Data lines →

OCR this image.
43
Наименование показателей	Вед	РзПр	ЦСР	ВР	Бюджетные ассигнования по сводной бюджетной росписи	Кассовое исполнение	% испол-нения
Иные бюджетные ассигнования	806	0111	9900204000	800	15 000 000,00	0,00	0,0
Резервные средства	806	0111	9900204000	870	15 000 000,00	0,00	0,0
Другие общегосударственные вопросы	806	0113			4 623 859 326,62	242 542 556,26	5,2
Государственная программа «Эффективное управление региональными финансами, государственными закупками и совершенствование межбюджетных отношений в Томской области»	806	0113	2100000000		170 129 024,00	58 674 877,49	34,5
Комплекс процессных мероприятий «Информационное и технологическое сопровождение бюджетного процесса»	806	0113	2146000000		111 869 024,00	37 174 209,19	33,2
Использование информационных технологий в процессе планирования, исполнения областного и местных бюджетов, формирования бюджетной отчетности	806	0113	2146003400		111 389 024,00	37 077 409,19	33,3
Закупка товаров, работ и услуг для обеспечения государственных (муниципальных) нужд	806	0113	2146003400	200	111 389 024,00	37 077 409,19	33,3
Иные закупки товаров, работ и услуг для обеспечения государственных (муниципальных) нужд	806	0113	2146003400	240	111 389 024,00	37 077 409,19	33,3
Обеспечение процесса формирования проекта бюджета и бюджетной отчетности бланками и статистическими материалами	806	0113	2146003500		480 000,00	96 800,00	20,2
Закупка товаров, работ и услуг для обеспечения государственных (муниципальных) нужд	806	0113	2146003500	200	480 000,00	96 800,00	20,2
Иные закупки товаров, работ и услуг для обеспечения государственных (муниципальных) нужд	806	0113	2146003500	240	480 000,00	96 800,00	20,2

Your task → Return a copy of every line that includes the word "услуг".

Response to the exercise →
Закупка товаров, работ и услуг для обеспечения государственных (муниципальных) нужд	806	0113	2146003400	200	111 389 024,00	37 077 409,19	33,3
Иные закупки товаров, работ и услуг для обеспечения государственных (муниципальных) нужд	806	0113	2146003400	240	111 389 024,00	37 077 409,19	33,3
Закупка товаров, работ и услуг для обеспечения государственных (муниципальных) нужд	806	0113	2146003500	200	480 000,00	96 800,00	20,2
Иные закупки товаров, работ и услуг для обеспечения государственных (муниципальных) нужд	806	0113	2146003500	240	480 000,00	96 800,00	20,2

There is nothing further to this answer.